───── Metin Bölümü
Haber

Cumhurbaşkanı Yardımcısı Cevdet Yılmaz: ‘Hiç kimsenin aracılığına ihtiyaç duymuyoruz’

Cumhurbaşkanı Yardımcısı Cevdet Yılmaz, “Hiç kimsenin aracılığına ihtiyaç duymadığımızı, özellikle bu tür kimlikleri istismar etmeye çalışan terör örgütlerine hiçbir ihtiyacımızın olmadığını da vurgulamak isterim. Biz, vatandaşımızla bire bir otururuz.” dedi.

Yılmaz, Tunceli’de bir otelde düzenlenen İş Dünyası ve Kanaat Önderleri Toplantısı’nda yaptığı konuşmada amaçlarının insanlara hizmet olduğunu söyledi.

Siyasi anlayışlarını eser ve hizmet siyaseti olarak tarif ettiklerini anlatan Yılmaz, “Benim gördüğüm en önemli şey, insan odaklı bir yaklaşım. İnsanı esas alan, insanı merkeze koyan bir anlayış. Bu anlamda bizim yönetim anlayışımız budur. İnsanı yaşatmak, taleplerine ve beklentilerine karşılık vermek. Bunu yaptığınız zaman zaten insanların mutlu, huzurlu bir ortam içinde yaşamlarını sürdürmelerini sağlıyorsunuz. Dolayısıyla bizim amacımız bu.” diye konuştu.

“Doğu ve güneydoğuya gerçekten önemli yatırımlar yaptık”

Yılmaz, AK Parti kurulduğundan bu yana hep bölgesel milliyetçiliğe karşı olduklarını söylediklerini anlattı.

“Doğuda ne varsa batıda, kuzeyde ne varsa güneyde de olsun.” dediklerini ifade eden Yılmaz, şunları dile getirdi:

“81 vilayetimizde belli standartta, eşit standartta hizmetler olsun. Yüzde 100 eşitlik olmayabilir ama dengeli bir gelişme olsun. Bu anlayışla hareket ettik, doğuya ve güneydoğuya gerçekten önemli yatırımlar yaptık. Kim ne derse desin, üniversitelerden yollara, kırsal alandaki hizmetlerden hastanelere, okullara varıncaya kadar birçok alanda hizmetler yaptık. Tabii fiziki hizmetler işin bir tarafı, gerekli ama yeterli değil.”

İnsanların demokrasiyi, temel hak ve hürriyetler ile kimliklerini rahat şekilde yaşayabilmeleri gerektiğini vurgulayan Yılmaz, son 20 yılda oldukça önemli, cesur adımlar atıldığını söyledi.

“İnsanların ana dillerini rahatça konuşabilmeleri, kullanabilmeleri noktasında, mezheplerini, inançlarını rahatça ifade edebilmeleri noktasında önemli gelişmeler sağlandı.” ifadesini kullanan Yılmaz, şöyle devam etti:

“Tabii ki bu tür konular, demokratik standartlar her zaman daha da gelişime açıktır. Demokrasi dediğimiz şey, bir yerde hemen biten bir şey değildir, bir süreçtir. İnsanlar konuşurlar, meselelerini tartışırlar, demokratik ortam içinde farklı çözümler her zaman ortaya koyarlar. Bu konularda da hiç kimsenin aracılığına ihtiyaç duymadığımızı, özellikle bu tür kimlikleri istismar etmeye çalışan terör örgütlerine hiçbir ihtiyacımızın olmadığını da vurgulamak isterim. Biz, vatandaşımızla bire bir otururuz. Vatandaşımızın sorunu bizim sorunumuzdur. Neyse yaşadığı sorun, sıkıntı doğrudan konuşuruz.”
──────────
───── Kayıtlar
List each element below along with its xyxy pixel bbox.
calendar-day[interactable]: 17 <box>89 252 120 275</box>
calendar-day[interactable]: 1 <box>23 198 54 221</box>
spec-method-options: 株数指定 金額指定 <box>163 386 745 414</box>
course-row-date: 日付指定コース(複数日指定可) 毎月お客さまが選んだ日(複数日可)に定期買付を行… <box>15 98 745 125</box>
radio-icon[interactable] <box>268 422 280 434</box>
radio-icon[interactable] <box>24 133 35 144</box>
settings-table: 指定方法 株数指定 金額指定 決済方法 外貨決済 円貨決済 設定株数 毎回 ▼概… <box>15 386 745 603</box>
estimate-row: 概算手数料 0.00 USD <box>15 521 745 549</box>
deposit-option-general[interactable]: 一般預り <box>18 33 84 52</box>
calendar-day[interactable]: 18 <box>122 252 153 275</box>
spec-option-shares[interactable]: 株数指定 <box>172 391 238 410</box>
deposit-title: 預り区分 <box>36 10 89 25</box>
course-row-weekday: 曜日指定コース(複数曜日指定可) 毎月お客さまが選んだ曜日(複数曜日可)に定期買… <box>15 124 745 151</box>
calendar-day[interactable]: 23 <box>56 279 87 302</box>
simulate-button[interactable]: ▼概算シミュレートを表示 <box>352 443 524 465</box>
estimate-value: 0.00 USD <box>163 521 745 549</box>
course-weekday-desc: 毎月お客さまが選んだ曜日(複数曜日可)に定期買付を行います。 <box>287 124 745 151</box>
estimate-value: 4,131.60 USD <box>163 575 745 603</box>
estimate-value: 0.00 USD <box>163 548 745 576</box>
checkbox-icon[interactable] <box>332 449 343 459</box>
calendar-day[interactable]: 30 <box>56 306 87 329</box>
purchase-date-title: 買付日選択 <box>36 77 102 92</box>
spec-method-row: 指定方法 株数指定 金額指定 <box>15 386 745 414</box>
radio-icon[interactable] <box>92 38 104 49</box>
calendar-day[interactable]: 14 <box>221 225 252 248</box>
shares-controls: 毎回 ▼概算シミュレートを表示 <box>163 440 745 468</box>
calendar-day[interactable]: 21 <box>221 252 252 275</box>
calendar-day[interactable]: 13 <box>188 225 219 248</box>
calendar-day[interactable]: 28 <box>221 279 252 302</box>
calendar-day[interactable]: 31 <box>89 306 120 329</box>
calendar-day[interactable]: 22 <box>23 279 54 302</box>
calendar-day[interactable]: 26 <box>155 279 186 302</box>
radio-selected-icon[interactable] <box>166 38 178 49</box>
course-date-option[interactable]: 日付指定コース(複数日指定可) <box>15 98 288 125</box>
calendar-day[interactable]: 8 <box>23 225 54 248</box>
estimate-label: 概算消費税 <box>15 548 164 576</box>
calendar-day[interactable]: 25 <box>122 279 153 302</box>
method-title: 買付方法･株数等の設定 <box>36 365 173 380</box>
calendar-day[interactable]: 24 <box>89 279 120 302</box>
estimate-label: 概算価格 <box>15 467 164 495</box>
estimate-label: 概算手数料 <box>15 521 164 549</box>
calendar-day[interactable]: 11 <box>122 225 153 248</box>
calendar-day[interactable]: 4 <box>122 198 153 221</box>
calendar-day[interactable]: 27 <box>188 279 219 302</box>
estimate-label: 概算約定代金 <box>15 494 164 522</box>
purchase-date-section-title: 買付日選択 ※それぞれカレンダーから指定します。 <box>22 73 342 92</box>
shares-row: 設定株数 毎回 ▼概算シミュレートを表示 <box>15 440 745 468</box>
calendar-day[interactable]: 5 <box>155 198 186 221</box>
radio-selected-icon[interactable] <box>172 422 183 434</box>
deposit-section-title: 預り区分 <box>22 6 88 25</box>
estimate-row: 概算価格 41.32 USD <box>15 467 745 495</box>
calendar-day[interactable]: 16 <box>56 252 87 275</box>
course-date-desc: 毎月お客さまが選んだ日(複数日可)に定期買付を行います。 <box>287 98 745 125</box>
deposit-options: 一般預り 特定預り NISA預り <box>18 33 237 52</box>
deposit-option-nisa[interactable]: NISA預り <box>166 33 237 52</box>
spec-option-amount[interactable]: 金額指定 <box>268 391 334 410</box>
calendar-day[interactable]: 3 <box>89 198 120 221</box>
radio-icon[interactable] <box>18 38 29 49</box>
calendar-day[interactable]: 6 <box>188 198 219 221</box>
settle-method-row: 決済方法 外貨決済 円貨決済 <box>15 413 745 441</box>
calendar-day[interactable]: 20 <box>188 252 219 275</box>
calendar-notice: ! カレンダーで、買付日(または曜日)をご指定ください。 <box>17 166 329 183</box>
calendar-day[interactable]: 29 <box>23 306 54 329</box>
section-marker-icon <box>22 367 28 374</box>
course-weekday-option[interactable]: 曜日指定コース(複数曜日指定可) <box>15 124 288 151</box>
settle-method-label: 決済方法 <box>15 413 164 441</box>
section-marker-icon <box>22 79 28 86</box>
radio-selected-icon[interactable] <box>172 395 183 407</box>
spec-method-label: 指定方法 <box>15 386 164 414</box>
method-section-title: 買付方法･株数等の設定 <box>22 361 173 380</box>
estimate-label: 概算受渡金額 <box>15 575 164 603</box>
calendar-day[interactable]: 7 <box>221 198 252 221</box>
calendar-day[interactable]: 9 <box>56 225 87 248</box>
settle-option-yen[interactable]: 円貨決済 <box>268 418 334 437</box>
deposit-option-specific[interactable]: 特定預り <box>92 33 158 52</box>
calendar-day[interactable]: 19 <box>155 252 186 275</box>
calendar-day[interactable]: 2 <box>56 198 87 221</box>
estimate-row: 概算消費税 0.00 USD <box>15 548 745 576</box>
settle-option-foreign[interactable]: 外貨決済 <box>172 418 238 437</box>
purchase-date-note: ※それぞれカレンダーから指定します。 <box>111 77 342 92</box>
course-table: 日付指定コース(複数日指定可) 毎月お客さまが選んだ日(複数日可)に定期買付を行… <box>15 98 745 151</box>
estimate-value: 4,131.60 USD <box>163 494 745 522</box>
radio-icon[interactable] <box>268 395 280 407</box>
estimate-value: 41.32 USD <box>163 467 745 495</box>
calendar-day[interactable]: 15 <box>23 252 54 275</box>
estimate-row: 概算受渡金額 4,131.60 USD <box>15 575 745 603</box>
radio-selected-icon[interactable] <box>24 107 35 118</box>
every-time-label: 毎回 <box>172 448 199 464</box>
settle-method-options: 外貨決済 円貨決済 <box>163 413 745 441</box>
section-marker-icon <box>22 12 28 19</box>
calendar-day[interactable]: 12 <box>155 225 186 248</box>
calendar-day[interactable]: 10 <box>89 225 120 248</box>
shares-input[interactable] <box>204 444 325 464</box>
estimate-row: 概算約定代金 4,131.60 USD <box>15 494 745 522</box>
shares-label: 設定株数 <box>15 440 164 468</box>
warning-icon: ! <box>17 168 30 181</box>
──────────
Yazılı Talep 1 =>
Cevdet Yılmaz'ın konuşmasına ilişkin haberden yararlanarak aşağıdaki soruları yanıtlayınız.
(a) İş Dünyası ve Kanaat Önderleri Toplantısı hangi ilde düzenlenmiştir?
(b) Yılmaz, siyasi anlayışlarını nasıl tarif etmektedir?
(c) Yılmaz'a göre kaç vilayette eşit standartta hizmet olması hedeflenmektedir?
Yazılı Talep 2 => Kayıtların başından "course-weekday-desc: 毎月お客さまが選んだ曜日(複数曜日可)に定期買付を行います。 <box>287" ifadesini içeren satıra kadar uzanan bölümü, bu satır da dahil olmak üzere, hiçbir değişiklik yapmadan aktarınız.
Haber ile kayıtlar arasında herhangi bir bağlantı bulunmamaktadır.

Alıştırma Sonucu 1 =>
(a) Tunceli'de, bir otelde.
(b) Eser ve hizmet siyaseti olarak.
(c) 81 vilayette.

Alıştırma Sonucu 2 =>
List each element below along with its xyxy pixel bbox.
calendar-day[interactable]: 17 <box>89 252 120 275</box>
calendar-day[interactable]: 1 <box>23 198 54 221</box>
spec-method-options: 株数指定 金額指定 <box>163 386 745 414</box>
course-row-date: 日付指定コース(複数日指定可) 毎月お客さまが選んだ日(複数日可)に定期買付を行… <box>15 98 745 125</box>
radio-icon[interactable] <box>268 422 280 434</box>
radio-icon[interactable] <box>24 133 35 144</box>
settings-table: 指定方法 株数指定 金額指定 決済方法 外貨決済 円貨決済 設定株数 毎回 ▼概… <box>15 386 745 603</box>
estimate-row: 概算手数料 0.00 USD <box>15 521 745 549</box>
deposit-option-general[interactable]: 一般預り <box>18 33 84 52</box>
calendar-day[interactable]: 18 <box>122 252 153 275</box>
spec-option-shares[interactable]: 株数指定 <box>172 391 238 410</box>
deposit-title: 預り区分 <box>36 10 89 25</box>
course-row-weekday: 曜日指定コース(複数曜日指定可) 毎月お客さまが選んだ曜日(複数曜日可)に定期買… <box>15 124 745 151</box>
calendar-day[interactable]: 23 <box>56 279 87 302</box>
simulate-button[interactable]: ▼概算シミュレートを表示 <box>352 443 524 465</box>
estimate-value: 0.00 USD <box>163 521 745 549</box>
course-weekday-desc: 毎月お客さまが選んだ曜日(複数曜日可)に定期買付を行います。 <box>287 124 745 151</box>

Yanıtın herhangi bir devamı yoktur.